Below is some material; transcribe all of it exactly.

(Items from a figure collection)
>>
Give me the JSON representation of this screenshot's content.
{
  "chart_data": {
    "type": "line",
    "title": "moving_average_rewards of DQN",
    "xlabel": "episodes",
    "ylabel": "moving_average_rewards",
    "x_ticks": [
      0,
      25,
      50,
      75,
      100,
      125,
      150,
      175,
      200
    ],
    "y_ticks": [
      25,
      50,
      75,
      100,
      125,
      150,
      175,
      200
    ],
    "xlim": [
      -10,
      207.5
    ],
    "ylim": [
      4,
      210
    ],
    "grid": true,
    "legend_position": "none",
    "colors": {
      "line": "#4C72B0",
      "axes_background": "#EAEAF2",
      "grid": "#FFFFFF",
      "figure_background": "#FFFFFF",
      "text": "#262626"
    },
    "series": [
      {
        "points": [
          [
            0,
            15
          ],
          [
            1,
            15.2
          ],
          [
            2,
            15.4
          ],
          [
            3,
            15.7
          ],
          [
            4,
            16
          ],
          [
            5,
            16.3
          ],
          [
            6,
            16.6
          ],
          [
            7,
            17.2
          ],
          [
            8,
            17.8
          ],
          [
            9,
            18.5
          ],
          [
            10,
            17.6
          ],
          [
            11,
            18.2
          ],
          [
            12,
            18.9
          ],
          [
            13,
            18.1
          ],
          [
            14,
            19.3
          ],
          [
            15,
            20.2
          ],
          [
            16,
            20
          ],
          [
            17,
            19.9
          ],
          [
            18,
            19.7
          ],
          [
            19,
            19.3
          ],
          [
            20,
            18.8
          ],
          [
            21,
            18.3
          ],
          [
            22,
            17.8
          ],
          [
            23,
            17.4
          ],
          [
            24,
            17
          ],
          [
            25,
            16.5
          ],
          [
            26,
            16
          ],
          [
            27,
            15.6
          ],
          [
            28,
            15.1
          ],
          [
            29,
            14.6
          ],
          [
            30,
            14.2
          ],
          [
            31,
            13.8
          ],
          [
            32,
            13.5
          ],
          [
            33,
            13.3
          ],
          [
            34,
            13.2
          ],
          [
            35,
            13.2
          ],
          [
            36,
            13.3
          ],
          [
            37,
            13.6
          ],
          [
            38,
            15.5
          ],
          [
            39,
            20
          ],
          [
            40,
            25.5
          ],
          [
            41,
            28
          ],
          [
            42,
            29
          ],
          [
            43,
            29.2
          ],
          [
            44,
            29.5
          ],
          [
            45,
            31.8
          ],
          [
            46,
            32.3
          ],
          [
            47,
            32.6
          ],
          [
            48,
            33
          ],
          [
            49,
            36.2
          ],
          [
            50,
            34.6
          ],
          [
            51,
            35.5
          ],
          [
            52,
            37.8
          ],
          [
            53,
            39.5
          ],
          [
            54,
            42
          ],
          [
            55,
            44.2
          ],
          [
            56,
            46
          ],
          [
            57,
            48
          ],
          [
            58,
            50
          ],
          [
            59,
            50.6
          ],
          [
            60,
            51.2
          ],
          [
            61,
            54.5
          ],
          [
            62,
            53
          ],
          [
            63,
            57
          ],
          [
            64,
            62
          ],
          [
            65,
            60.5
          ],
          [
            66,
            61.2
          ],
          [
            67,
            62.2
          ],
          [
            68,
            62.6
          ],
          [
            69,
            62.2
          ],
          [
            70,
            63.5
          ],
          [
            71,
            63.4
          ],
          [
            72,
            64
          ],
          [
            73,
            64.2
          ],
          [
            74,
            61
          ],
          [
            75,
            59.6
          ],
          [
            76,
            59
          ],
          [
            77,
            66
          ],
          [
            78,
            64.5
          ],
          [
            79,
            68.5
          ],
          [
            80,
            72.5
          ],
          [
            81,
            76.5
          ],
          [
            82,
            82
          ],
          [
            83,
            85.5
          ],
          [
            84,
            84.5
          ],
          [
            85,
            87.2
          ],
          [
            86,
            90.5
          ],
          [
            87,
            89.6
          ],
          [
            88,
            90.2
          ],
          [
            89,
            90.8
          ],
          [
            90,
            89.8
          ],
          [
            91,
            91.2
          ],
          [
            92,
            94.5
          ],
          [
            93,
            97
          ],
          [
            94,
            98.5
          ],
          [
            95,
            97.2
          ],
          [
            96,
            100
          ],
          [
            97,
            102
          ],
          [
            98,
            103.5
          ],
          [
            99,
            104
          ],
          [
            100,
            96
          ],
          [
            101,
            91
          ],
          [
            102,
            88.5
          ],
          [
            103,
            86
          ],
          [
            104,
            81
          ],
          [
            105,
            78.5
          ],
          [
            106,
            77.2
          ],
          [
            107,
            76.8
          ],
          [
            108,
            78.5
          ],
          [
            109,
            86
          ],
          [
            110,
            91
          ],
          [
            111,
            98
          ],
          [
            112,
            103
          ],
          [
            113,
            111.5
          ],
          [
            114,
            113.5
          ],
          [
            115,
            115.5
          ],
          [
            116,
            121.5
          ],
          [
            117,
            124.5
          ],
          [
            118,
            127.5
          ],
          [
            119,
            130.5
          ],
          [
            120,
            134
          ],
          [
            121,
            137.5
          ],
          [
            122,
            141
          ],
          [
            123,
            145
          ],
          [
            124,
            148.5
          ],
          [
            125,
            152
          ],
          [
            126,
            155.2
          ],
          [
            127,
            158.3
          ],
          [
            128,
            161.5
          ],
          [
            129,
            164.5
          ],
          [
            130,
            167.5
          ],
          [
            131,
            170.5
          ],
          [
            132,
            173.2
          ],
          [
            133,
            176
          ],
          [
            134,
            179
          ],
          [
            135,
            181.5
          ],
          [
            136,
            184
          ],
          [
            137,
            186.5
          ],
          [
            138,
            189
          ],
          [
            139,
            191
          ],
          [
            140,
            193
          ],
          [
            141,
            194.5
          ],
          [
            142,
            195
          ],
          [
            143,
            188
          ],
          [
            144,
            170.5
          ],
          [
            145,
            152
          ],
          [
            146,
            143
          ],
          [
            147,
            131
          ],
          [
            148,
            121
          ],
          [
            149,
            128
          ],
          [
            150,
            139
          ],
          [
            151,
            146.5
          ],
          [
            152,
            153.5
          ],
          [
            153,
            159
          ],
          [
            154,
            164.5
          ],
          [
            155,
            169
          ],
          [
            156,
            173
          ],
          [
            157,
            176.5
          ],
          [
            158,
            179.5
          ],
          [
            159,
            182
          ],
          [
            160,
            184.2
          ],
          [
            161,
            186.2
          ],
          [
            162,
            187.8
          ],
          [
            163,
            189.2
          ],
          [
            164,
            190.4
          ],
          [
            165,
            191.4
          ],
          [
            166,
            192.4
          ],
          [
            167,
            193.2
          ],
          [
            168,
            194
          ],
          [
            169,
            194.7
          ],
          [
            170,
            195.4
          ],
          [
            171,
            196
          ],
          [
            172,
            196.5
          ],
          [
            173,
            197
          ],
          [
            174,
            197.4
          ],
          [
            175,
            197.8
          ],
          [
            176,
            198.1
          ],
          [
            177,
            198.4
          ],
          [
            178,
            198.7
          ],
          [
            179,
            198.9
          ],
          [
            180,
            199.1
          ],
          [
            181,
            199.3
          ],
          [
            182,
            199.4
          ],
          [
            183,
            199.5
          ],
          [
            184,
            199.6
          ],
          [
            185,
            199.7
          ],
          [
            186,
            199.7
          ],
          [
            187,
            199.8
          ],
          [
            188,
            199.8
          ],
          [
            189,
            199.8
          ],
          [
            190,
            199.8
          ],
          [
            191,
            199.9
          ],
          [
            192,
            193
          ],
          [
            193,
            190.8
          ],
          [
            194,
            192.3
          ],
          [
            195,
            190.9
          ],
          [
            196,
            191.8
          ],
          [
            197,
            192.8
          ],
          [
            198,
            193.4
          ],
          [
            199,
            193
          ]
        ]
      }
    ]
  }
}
<<
■ **SOLUTION**
Give me the JSON representation of this screenshot's content.
{
  "chart_data": {
    "type": "line",
    "title": "moving_average_rewards of DQN",
    "xlabel": "episodes",
    "ylabel": "moving_average_rewards",
    "x_ticks": [
      0,
      25,
      50,
      75,
      100,
      125,
      150,
      175,
      200
    ],
    "y_ticks": [
      25,
      50,
      75,
      100,
      125,
      150,
      175,
      200
    ],
    "xlim": [
      -10,
      207.5
    ],
    "ylim": [
      4,
      210
    ],
    "grid": true,
    "legend_position": "none",
    "colors": {
      "line": "#4C72B0",
      "axes_background": "#EAEAF2",
      "grid": "#FFFFFF",
      "figure_background": "#FFFFFF",
      "text": "#262626"
    },
    "series": [
      {
        "points": [
          [
            0,
            15
          ],
          [
            1,
            15.2
          ],
          [
            2,
            15.4
          ],
          [
            3,
            15.7
          ],
          [
            4,
            16
          ],
          [
            5,
            16.3
          ],
          [
            6,
            16.6
          ],
          [
            7,
            17.2
          ],
          [
            8,
            17.8
          ],
          [
            9,
            18.5
          ],
          [
            10,
            17.6
          ],
          [
            11,
            18.2
          ],
          [
            12,
            18.9
          ],
          [
            13,
            18.1
          ],
          [
            14,
            19.3
          ],
          [
            15,
            20.2
          ],
          [
            16,
            20
          ],
          [
            17,
            19.9
          ],
          [
            18,
            19.7
          ],
          [
            19,
            19.3
          ],
          [
            20,
            18.8
          ],
          [
            21,
            18.3
          ],
          [
            22,
            17.8
          ],
          [
            23,
            17.4
          ],
          [
            24,
            17
          ],
          [
            25,
            16.5
          ],
          [
            26,
            16
          ],
          [
            27,
            15.6
          ],
          [
            28,
            15.1
          ],
          [
            29,
            14.6
          ],
          [
            30,
            14.2
          ],
          [
            31,
            13.8
          ],
          [
            32,
            13.5
          ],
          [
            33,
            13.3
          ],
          [
            34,
            13.2
          ],
          [
            35,
            13.2
          ],
          [
            36,
            13.3
          ],
          [
            37,
            13.6
          ],
          [
            38,
            15.5
          ],
          [
            39,
            20
          ],
          [
            40,
            25.5
          ],
          [
            41,
            28
          ],
          [
            42,
            29
          ],
          [
            43,
            29.2
          ],
          [
            44,
            29.5
          ],
          [
            45,
            31.8
          ],
          [
            46,
            32.3
          ],
          [
            47,
            32.6
          ],
          [
            48,
            33
          ],
          [
            49,
            36.2
          ],
          [
            50,
            34.6
          ],
          [
            51,
            35.5
          ],
          [
            52,
            37.8
          ],
          [
            53,
            39.5
          ],
          [
            54,
            42
          ],
          [
            55,
            44.2
          ],
          [
            56,
            46
          ],
          [
            57,
            48
          ],
          [
            58,
            50
          ],
          [
            59,
            50.6
          ],
          [
            60,
            51.2
          ],
          [
            61,
            54.5
          ],
          [
            62,
            53
          ],
          [
            63,
            57
          ],
          [
            64,
            62
          ],
          [
            65,
            60.5
          ],
          [
            66,
            61.2
          ],
          [
            67,
            62.2
          ],
          [
            68,
            62.6
          ],
          [
            69,
            62.2
          ],
          [
            70,
            63.5
          ],
          [
            71,
            63.4
          ],
          [
            72,
            64
          ],
          [
            73,
            64.2
          ],
          [
            74,
            61
          ],
          [
            75,
            59.6
          ],
          [
            76,
            59
          ],
          [
            77,
            66
          ],
          [
            78,
            64.5
          ],
          [
            79,
            68.5
          ],
          [
            80,
            72.5
          ],
          [
            81,
            76.5
          ],
          [
            82,
            82
          ],
          [
            83,
            85.5
          ],
          [
            84,
            84.5
          ],
          [
            85,
            87.2
          ],
          [
            86,
            90.5
          ],
          [
            87,
            89.6
          ],
          [
            88,
            90.2
          ],
          [
            89,
            90.8
          ],
          [
            90,
            89.8
          ],
          [
            91,
            91.2
          ],
          [
            92,
            94.5
          ],
          [
            93,
            97
          ],
          [
            94,
            98.5
          ],
          [
            95,
            97.2
          ],
          [
            96,
            100
          ],
          [
            97,
            102
          ],
          [
            98,
            103.5
          ],
          [
            99,
            104
          ],
          [
            100,
            96
          ],
          [
            101,
            91
          ],
          [
            102,
            88.5
          ],
          [
            103,
            86
          ],
          [
            104,
            81
          ],
          [
            105,
            78.5
          ],
          [
            106,
            77.2
          ],
          [
            107,
            76.8
          ],
          [
            108,
            78.5
          ],
          [
            109,
            86
          ],
          [
            110,
            91
          ],
          [
            111,
            98
          ],
          [
            112,
            103
          ],
          [
            113,
            111.5
          ],
          [
            114,
            113.5
          ],
          [
            115,
            115.5
          ],
          [
            116,
            121.5
          ],
          [
            117,
            124.5
          ],
          [
            118,
            127.5
          ],
          [
            119,
            130.5
          ],
          [
            120,
            134
          ],
          [
            121,
            137.5
          ],
          [
            122,
            141
          ],
          [
            123,
            145
          ],
          [
            124,
            148.5
          ],
          [
            125,
            152
          ],
          [
            126,
            155.2
          ],
          [
            127,
            158.3
          ],
          [
            128,
            161.5
          ],
          [
            129,
            164.5
          ],
          [
            130,
            167.5
          ],
          [
            131,
            170.5
          ],
          [
            132,
            173.2
          ],
          [
            133,
            176
          ],
          [
            134,
            179
          ],
          [
            135,
            181.5
          ],
          [
            136,
            184
          ],
          [
            137,
            186.5
          ],
          [
            138,
            189
          ],
          [
            139,
            191
          ],
          [
            140,
            193
          ],
          [
            141,
            194.5
          ],
          [
            142,
            195
          ],
          [
            143,
            188
          ],
          [
            144,
            170.5
          ],
          [
            145,
            152
          ],
          [
            146,
            143
          ],
          [
            147,
            131
          ],
          [
            148,
            121
          ],
          [
            149,
            128
          ],
          [
            150,
            139
          ],
          [
            151,
            146.5
          ],
          [
            152,
            153.5
          ],
          [
            153,
            159
          ],
          [
            154,
            164.5
          ],
          [
            155,
            169
          ],
          [
            156,
            173
          ],
          [
            157,
            176.5
          ],
          [
            158,
            179.5
          ],
          [
            159,
            182
          ],
          [
            160,
            184.2
          ],
          [
            161,
            186.2
          ],
          [
            162,
            187.8
          ],
          [
            163,
            189.2
          ],
          [
            164,
            190.4
          ],
          [
            165,
            191.4
          ],
          [
            166,
            192.4
          ],
          [
            167,
            193.2
          ],
          [
            168,
            194
          ],
          [
            169,
            194.7
          ],
          [
            170,
            195.4
          ],
          [
            171,
            196
          ],
          [
            172,
            196.5
          ],
          [
            173,
            197
          ],
          [
            174,
            197.4
          ],
          [
            175,
            197.8
          ],
          [
            176,
            198.1
          ],
          [
            177,
            198.4
          ],
          [
            178,
            198.7
          ],
          [
            179,
            198.9
          ],
          [
            180,
            199.1
          ],
          [
            181,
            199.3
          ],
          [
            182,
            199.4
          ],
          [
            183,
            199.5
          ],
          [
            184,
            199.6
          ],
          [
            185,
            199.7
          ],
          [
            186,
            199.7
          ],
          [
            187,
            199.8
          ],
          [
            188,
            199.8
          ],
          [
            189,
            199.8
          ],
          [
            190,
            199.8
          ],
          [
            191,
            199.9
          ],
          [
            192,
            193
          ],
          [
            193,
            190.8
          ],
          [
            194,
            192.3
          ],
          [
            195,
            190.9
          ],
          [
            196,
            191.8
          ],
          [
            197,
            192.8
          ],
          [
            198,
            193.4
          ],
          [
            199,
            193
          ]
        ]
      }
    ]
  }
}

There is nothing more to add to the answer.